> [Exercise]:
For this exercise, please find the lines in the entries that include the word "from" and copy them.

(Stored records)
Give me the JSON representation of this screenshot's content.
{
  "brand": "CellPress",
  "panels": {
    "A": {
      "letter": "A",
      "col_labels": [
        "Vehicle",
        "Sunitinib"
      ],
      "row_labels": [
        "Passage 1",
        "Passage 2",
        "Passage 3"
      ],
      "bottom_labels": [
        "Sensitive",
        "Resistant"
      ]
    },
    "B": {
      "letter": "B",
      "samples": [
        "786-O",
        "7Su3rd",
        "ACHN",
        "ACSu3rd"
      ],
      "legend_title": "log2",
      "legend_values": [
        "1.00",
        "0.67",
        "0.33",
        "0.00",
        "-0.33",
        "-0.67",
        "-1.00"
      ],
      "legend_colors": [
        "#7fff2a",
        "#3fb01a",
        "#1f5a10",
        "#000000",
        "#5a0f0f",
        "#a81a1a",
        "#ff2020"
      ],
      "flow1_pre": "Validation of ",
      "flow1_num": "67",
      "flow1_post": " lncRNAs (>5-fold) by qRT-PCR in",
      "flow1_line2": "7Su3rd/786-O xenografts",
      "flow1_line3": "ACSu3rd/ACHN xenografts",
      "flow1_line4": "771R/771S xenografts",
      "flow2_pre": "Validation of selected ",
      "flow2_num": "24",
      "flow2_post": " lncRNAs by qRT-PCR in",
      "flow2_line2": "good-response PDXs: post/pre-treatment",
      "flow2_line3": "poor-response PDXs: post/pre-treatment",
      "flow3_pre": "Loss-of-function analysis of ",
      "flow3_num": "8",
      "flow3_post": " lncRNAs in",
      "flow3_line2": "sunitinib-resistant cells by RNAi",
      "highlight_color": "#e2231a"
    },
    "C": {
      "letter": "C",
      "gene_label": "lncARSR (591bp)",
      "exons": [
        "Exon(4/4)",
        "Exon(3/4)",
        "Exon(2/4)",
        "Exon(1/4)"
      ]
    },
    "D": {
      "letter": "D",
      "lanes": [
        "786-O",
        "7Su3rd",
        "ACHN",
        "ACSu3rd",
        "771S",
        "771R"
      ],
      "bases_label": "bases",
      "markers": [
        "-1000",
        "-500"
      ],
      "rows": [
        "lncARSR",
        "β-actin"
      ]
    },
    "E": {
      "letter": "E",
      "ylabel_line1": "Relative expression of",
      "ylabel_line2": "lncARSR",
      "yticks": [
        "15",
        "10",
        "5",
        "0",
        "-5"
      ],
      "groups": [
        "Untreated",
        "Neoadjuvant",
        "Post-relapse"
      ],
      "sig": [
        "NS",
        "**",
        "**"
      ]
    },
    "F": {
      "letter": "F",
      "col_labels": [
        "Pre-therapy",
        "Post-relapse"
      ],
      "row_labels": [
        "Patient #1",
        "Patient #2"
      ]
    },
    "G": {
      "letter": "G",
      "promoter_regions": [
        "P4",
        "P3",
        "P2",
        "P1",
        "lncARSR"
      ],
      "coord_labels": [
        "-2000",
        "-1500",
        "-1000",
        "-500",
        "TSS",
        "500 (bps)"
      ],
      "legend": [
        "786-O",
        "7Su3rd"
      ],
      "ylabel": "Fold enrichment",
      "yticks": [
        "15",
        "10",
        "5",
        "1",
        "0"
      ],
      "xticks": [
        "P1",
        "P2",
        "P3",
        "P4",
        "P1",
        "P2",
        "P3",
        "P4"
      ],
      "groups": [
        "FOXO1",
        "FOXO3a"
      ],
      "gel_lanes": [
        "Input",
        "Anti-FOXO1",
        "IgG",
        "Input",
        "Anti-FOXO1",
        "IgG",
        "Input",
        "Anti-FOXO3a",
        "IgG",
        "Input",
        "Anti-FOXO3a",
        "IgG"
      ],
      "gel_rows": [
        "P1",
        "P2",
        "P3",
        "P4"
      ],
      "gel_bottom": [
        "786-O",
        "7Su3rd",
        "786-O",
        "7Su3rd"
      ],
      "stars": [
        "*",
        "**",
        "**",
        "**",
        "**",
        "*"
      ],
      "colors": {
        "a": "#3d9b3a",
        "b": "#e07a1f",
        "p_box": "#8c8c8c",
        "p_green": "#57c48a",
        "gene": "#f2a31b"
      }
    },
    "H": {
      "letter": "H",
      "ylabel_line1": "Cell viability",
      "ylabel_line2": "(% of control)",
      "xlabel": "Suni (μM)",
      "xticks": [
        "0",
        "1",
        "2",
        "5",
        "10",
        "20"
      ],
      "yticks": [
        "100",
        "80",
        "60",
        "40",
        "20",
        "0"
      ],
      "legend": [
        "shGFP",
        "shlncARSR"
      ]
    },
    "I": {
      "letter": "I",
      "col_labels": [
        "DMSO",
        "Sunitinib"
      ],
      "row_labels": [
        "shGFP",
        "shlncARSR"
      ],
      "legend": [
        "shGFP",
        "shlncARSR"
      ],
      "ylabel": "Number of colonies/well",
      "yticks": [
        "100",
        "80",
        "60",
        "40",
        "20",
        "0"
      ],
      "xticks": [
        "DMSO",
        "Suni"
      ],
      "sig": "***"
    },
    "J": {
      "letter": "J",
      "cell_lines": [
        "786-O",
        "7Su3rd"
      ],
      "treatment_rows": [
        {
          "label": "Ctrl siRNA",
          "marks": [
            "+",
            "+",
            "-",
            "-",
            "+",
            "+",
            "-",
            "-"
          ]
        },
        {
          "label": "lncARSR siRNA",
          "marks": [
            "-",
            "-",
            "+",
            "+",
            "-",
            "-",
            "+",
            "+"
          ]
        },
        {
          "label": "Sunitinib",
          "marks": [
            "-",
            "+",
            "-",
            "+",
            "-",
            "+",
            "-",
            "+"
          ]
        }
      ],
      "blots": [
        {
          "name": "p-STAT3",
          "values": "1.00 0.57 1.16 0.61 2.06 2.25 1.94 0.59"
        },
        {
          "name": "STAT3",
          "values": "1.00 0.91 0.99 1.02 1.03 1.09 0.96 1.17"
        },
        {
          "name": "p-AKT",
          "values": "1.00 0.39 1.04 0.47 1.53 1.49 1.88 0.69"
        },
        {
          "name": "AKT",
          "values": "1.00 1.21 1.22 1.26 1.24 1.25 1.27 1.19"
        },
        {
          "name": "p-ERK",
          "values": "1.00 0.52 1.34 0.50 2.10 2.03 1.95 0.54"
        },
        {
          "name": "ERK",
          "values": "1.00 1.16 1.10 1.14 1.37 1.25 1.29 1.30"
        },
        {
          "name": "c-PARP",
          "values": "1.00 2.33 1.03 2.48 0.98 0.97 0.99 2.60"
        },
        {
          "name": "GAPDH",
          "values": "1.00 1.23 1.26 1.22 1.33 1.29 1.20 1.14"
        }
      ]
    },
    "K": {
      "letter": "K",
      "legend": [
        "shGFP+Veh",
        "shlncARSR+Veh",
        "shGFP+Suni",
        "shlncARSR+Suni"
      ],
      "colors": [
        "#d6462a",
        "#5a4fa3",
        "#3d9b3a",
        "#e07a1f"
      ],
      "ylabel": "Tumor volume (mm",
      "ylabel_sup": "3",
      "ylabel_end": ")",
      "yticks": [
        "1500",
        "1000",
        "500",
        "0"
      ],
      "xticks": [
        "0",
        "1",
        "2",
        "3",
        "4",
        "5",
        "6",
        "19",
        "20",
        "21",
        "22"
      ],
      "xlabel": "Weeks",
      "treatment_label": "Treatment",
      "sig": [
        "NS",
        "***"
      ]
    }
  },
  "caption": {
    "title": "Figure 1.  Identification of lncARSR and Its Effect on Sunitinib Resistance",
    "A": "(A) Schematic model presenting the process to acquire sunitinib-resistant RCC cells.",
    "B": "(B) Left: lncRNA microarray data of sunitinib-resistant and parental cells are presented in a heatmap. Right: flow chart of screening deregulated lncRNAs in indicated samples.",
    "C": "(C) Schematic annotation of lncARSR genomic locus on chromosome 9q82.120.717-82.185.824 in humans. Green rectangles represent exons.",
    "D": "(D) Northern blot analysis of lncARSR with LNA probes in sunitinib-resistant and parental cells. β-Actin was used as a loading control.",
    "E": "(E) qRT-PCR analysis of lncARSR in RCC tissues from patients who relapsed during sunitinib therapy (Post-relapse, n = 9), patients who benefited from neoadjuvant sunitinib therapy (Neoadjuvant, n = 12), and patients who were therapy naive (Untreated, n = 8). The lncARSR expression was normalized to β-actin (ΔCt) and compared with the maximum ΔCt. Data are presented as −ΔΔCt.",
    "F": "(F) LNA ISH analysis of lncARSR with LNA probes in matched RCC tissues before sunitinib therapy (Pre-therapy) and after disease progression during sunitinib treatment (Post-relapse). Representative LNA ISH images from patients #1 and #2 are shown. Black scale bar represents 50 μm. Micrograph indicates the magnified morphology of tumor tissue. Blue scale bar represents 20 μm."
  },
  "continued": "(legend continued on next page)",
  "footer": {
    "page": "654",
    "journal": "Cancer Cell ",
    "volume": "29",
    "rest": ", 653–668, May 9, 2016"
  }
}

---

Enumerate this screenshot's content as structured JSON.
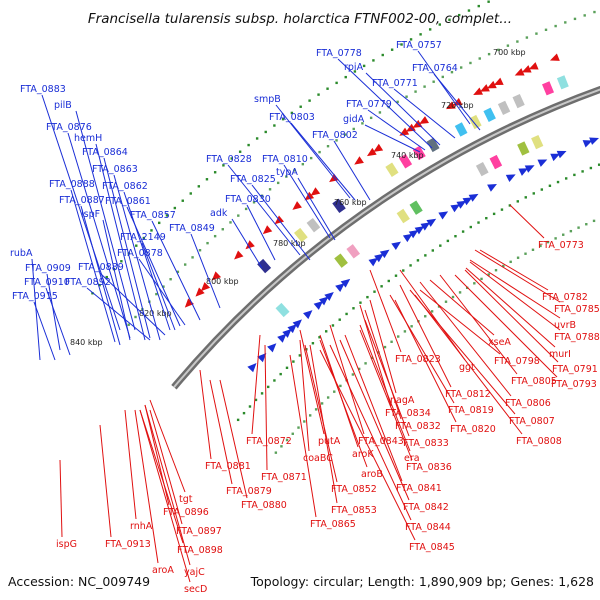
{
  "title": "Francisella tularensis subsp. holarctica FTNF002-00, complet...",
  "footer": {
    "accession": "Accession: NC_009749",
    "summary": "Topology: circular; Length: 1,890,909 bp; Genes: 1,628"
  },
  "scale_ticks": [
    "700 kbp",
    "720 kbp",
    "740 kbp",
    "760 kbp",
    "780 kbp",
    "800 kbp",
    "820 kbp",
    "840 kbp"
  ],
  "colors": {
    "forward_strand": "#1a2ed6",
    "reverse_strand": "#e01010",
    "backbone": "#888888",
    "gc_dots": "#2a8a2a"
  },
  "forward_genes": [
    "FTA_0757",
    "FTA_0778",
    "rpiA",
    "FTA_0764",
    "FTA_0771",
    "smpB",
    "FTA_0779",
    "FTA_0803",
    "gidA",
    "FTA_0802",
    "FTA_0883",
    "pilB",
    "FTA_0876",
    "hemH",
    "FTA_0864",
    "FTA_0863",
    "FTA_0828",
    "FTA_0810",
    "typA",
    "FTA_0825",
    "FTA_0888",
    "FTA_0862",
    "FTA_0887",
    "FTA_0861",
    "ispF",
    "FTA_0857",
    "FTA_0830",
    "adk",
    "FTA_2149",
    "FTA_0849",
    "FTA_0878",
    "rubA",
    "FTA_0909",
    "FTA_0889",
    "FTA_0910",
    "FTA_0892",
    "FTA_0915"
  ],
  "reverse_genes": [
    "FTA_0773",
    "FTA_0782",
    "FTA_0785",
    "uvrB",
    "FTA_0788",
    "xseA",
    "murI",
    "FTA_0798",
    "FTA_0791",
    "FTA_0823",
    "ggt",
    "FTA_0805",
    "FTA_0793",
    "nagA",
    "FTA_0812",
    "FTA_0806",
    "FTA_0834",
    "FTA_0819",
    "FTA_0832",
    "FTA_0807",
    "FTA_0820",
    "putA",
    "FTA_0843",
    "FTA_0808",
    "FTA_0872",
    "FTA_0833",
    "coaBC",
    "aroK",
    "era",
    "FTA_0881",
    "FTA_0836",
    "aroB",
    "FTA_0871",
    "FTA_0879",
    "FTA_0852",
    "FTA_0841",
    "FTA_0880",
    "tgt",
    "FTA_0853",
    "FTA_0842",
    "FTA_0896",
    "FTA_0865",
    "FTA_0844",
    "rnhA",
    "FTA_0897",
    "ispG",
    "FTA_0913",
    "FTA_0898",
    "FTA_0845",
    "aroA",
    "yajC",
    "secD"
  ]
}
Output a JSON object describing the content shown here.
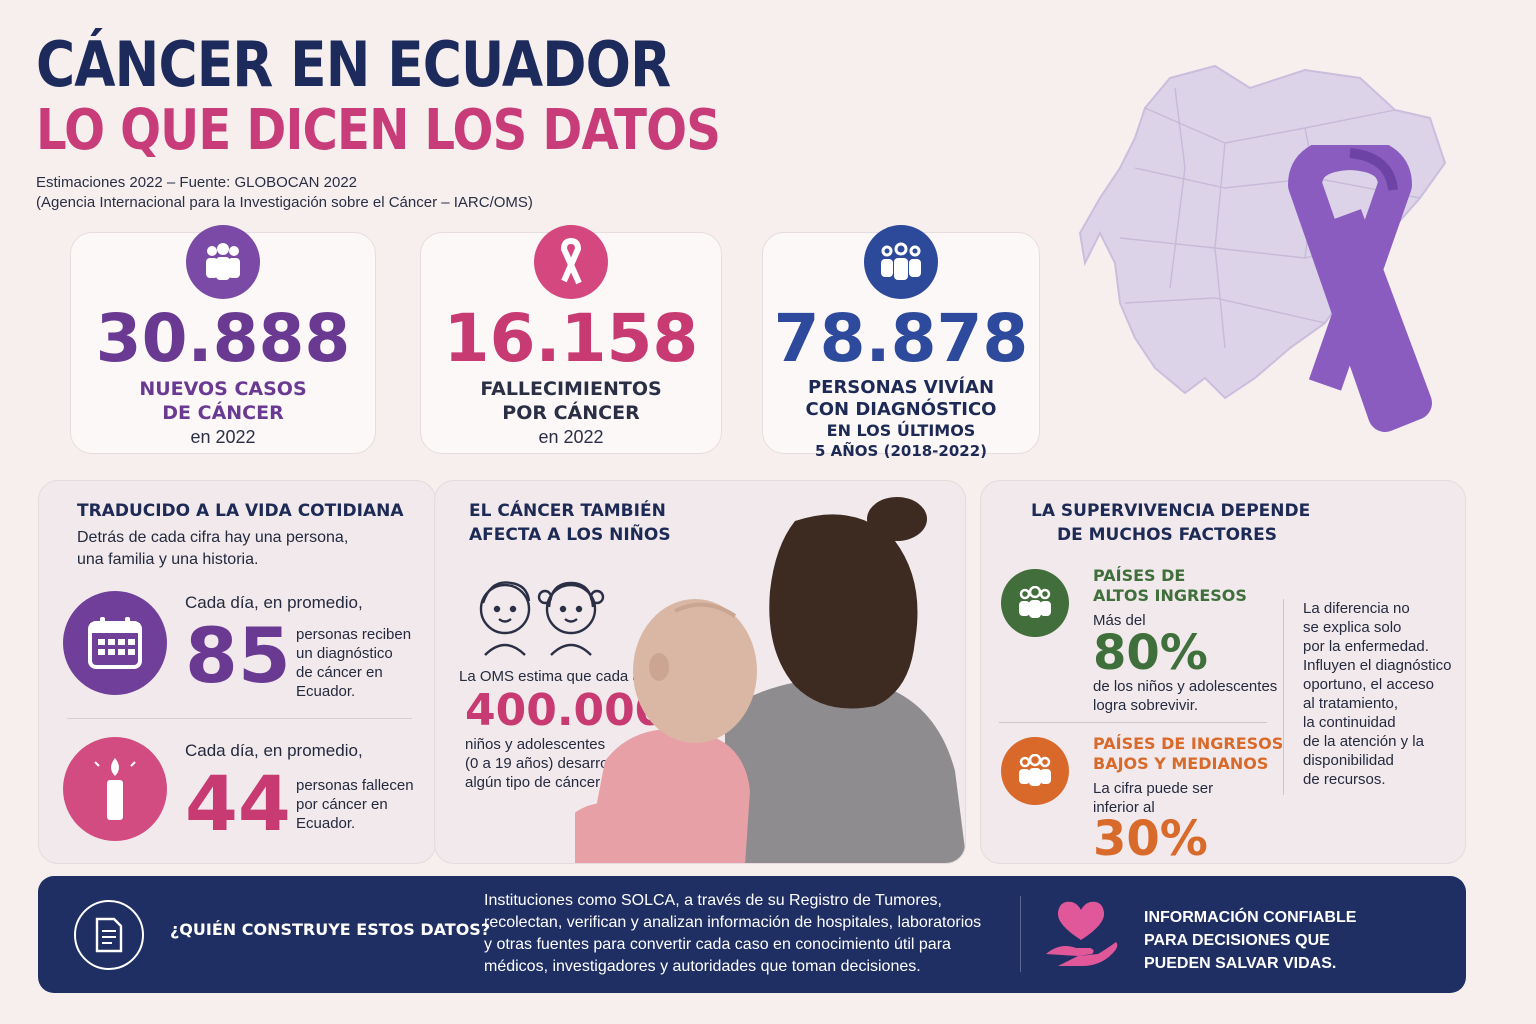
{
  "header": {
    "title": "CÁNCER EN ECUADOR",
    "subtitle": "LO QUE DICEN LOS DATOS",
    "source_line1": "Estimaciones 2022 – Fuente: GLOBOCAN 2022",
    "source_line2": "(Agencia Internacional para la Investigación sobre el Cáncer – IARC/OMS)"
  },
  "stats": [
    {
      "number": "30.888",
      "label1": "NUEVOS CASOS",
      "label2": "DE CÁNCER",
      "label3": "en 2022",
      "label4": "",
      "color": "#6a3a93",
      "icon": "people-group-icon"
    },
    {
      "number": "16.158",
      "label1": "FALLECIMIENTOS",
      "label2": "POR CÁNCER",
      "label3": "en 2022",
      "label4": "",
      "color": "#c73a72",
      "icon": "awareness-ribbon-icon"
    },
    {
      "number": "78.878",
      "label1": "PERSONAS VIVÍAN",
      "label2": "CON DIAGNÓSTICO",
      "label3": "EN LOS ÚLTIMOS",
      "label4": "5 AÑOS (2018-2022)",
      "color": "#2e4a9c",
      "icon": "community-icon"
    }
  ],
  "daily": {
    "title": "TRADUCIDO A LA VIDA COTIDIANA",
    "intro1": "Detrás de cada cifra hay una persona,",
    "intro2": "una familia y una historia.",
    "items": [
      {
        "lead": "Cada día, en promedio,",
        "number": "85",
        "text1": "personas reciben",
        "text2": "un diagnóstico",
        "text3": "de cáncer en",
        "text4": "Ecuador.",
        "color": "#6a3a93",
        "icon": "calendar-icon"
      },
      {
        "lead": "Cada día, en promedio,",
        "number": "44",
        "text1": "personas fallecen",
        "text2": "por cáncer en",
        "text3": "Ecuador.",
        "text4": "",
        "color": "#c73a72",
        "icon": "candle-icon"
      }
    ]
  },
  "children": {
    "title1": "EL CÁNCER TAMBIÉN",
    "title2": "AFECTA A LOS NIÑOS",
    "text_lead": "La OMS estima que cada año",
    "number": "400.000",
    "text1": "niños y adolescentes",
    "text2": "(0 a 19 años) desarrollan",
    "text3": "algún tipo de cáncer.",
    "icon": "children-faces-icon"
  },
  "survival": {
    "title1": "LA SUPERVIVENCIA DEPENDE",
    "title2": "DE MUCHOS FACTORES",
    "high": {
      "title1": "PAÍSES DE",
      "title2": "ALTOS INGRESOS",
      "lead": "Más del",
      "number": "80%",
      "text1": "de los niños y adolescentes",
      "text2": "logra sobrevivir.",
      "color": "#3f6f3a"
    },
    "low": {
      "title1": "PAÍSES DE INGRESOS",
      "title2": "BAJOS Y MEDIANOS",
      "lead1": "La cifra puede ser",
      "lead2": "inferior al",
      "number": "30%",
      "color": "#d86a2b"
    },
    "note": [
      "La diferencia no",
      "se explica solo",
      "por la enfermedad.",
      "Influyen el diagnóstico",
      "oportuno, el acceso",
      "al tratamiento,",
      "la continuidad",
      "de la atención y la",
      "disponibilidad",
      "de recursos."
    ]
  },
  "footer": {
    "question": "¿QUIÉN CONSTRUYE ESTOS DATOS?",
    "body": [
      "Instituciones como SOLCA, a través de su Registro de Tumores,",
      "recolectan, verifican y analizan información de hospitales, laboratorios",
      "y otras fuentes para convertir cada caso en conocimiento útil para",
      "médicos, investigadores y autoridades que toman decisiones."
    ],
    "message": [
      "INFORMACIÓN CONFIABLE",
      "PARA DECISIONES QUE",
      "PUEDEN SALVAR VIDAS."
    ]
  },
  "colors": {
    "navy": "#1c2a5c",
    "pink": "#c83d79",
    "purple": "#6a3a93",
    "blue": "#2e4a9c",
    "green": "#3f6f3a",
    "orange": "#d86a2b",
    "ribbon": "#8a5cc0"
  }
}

> [Solution for this exercise]:
    "E": "(E) qRT-PCR analysis of lncARSR in RCC tissues from patients who relapsed during sunitinib therapy (Post-relapse, n = 9), patients who benefited from neoadjuvant sunitinib therapy (Neoadjuvant, n = 12), and patients who were therapy naive (Untreated, n = 8). The lncARSR expression was normalized to β-actin (ΔCt) and compared with the maximum ΔCt. Data are presented as −ΔΔCt.",
    "F": "(F) LNA ISH analysis of lncARSR with LNA probes in matched RCC tissues before sunitinib therapy (Pre-therapy) and after disease progression during sunitinib treatment (Post-relapse). Representative LNA ISH images from patients #1 and #2 are shown. Black scale bar represents 50 μm. Micrograph indicates the magnified morphology of tumor tissue. Blue scale bar represents 20 μm."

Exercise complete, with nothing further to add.